What the task asks: Report each line of the data that has "Jarrett" somewhere in it.

····················

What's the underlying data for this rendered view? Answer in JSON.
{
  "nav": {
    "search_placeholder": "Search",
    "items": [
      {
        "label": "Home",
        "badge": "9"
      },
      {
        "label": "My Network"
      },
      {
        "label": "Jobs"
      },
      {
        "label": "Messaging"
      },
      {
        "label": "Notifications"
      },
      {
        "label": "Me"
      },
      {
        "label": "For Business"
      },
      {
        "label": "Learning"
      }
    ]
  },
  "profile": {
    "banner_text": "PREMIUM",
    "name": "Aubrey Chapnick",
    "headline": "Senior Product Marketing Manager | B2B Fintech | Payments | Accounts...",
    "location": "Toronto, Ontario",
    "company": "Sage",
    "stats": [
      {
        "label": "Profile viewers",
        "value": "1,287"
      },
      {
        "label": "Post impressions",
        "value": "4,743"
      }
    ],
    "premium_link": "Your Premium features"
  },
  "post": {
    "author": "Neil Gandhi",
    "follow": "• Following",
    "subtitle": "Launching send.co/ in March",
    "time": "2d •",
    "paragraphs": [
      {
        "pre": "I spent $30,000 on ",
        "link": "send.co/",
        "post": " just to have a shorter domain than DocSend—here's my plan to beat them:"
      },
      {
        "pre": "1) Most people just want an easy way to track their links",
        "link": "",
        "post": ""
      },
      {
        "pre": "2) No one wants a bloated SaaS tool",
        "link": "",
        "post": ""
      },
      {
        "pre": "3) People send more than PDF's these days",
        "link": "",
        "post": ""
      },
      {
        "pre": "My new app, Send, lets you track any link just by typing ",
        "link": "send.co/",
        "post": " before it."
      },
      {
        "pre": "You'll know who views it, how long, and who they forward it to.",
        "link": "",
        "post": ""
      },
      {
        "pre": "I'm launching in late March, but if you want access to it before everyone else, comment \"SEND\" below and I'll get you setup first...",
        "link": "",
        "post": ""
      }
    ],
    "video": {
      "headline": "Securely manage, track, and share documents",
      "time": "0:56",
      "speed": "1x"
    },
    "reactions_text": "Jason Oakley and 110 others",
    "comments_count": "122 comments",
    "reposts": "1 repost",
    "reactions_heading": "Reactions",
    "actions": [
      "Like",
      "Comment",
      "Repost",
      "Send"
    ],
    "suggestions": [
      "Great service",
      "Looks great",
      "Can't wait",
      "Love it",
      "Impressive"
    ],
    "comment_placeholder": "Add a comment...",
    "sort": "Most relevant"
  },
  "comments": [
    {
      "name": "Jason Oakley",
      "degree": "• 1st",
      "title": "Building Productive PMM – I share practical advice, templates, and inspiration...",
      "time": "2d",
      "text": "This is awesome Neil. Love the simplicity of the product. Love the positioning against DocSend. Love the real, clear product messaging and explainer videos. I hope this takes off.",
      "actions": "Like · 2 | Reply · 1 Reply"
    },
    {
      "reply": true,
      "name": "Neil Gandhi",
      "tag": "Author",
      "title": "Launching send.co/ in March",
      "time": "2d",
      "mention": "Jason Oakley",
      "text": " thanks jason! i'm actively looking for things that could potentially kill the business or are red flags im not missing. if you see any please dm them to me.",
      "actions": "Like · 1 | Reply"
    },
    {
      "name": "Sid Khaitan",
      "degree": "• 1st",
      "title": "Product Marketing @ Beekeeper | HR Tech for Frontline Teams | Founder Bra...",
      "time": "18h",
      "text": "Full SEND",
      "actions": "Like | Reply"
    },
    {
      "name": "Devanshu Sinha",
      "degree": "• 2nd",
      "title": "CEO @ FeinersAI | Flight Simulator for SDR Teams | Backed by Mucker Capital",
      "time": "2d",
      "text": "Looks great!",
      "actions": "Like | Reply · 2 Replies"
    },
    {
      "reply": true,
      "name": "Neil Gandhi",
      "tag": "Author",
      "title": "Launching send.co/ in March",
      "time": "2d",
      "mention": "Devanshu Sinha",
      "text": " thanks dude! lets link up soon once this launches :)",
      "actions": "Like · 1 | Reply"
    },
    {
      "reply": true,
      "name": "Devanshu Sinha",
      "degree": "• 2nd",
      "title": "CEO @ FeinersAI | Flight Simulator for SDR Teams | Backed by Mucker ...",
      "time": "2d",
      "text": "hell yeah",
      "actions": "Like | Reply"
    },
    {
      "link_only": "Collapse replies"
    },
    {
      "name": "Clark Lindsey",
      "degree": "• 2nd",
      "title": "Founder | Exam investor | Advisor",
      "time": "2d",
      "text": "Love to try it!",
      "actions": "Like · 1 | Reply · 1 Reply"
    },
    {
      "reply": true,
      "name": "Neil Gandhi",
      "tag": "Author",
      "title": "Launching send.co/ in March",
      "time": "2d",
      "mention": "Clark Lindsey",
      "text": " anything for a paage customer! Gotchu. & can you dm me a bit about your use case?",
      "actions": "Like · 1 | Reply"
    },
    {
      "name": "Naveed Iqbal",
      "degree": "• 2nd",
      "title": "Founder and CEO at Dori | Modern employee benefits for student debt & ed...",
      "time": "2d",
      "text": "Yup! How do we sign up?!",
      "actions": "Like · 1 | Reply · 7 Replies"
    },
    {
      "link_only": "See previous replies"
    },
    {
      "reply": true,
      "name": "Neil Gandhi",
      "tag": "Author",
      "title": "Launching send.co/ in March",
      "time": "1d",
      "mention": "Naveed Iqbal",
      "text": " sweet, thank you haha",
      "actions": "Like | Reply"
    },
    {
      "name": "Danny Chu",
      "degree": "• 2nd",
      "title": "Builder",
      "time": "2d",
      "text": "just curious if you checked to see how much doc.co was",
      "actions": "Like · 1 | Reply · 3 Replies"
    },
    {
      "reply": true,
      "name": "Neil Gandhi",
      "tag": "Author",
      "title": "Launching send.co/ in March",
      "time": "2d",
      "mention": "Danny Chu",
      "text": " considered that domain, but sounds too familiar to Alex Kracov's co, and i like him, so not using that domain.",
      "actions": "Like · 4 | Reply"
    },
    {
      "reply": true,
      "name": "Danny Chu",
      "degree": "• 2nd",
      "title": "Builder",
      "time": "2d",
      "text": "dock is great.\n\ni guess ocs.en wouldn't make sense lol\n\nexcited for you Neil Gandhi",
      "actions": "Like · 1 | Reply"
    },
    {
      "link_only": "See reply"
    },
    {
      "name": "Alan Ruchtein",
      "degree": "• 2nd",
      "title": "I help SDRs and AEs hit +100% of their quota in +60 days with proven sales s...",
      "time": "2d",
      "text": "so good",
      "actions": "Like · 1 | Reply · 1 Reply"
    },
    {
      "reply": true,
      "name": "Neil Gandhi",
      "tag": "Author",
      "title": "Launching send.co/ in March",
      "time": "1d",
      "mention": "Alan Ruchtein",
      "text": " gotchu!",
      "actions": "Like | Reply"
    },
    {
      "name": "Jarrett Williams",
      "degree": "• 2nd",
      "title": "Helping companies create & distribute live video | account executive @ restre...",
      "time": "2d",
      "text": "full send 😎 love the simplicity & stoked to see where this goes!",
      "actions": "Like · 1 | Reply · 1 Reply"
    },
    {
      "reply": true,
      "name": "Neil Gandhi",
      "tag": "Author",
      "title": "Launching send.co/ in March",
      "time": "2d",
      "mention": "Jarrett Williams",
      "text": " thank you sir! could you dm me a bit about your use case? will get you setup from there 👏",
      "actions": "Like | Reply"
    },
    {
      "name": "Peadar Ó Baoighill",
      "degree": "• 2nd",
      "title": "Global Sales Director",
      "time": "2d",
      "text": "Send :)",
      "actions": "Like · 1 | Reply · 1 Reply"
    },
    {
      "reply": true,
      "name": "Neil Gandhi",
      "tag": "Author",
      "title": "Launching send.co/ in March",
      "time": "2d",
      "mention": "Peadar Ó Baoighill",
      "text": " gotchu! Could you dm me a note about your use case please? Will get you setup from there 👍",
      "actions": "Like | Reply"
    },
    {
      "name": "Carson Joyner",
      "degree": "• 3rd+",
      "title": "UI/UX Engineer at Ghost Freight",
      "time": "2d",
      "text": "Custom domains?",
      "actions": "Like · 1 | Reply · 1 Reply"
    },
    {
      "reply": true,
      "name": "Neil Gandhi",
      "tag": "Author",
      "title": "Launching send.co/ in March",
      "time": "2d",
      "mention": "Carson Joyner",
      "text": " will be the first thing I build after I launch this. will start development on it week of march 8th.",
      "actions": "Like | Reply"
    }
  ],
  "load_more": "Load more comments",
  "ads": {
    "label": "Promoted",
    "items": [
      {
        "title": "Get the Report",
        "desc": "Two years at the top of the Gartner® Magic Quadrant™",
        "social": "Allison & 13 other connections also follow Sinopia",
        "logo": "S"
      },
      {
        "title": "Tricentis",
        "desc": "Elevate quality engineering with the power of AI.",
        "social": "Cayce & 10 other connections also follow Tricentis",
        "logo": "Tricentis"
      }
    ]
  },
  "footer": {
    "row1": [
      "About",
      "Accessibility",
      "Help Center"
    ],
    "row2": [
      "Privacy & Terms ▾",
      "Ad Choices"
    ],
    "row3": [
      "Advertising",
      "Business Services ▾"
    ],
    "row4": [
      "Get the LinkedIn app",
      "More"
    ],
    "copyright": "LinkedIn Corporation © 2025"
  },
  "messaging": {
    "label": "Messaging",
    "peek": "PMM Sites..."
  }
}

····················

Result of the exercise:
      "name": "Jarrett Williams",
      "mention": "Jarrett Williams",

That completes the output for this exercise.